◆ Instructions for the task ◆
In full and without alteration, give the listing again.

◆ Input ◆
%%
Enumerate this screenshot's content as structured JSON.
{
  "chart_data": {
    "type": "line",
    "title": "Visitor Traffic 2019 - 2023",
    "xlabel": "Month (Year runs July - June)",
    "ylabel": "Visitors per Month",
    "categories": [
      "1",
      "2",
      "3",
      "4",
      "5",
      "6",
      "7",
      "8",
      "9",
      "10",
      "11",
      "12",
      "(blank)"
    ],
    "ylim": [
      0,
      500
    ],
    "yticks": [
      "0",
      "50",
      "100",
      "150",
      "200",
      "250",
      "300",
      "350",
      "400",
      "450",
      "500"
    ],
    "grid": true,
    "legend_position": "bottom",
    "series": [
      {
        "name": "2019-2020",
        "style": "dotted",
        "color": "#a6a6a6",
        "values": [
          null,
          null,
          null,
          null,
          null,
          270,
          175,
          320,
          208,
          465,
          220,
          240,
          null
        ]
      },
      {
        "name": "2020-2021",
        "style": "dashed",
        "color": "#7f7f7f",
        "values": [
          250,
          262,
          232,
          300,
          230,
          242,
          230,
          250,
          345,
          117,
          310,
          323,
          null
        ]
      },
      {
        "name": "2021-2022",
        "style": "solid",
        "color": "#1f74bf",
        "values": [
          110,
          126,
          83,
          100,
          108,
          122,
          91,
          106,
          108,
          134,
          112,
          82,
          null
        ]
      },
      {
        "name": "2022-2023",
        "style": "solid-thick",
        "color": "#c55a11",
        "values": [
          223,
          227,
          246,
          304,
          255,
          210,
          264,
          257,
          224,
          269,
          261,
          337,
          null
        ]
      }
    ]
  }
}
%%
◆ Solution to the problem ◆
Enumerate this screenshot's content as structured JSON.
{
  "chart_data": {
    "type": "line",
    "title": "Visitor Traffic 2019 - 2023",
    "xlabel": "Month (Year runs July - June)",
    "ylabel": "Visitors per Month",
    "categories": [
      "1",
      "2",
      "3",
      "4",
      "5",
      "6",
      "7",
      "8",
      "9",
      "10",
      "11",
      "12",
      "(blank)"
    ],
    "ylim": [
      0,
      500
    ],
    "yticks": [
      "0",
      "50",
      "100",
      "150",
      "200",
      "250",
      "300",
      "350",
      "400",
      "450",
      "500"
    ],
    "grid": true,
    "legend_position": "bottom",
    "series": [
      {
        "name": "2019-2020",
        "style": "dotted",
        "color": "#a6a6a6",
        "values": [
          null,
          null,
          null,
          null,
          null,
          270,
          175,
          320,
          208,
          465,
          220,
          240,
          null
        ]
      },
      {
        "name": "2020-2021",
        "style": "dashed",
        "color": "#7f7f7f",
        "values": [
          250,
          262,
          232,
          300,
          230,
          242,
          230,
          250,
          345,
          117,
          310,
          323,
          null
        ]
      },
      {
        "name": "2021-2022",
        "style": "solid",
        "color": "#1f74bf",
        "values": [
          110,
          126,
          83,
          100,
          108,
          122,
          91,
          106,
          108,
          134,
          112,
          82,
          null
        ]
      },
      {
        "name": "2022-2023",
        "style": "solid-thick",
        "color": "#c55a11",
        "values": [
          223,
          227,
          246,
          304,
          255,
          210,
          264,
          257,
          224,
          269,
          261,
          337,
          null
        ]
      }
    ]
  }
}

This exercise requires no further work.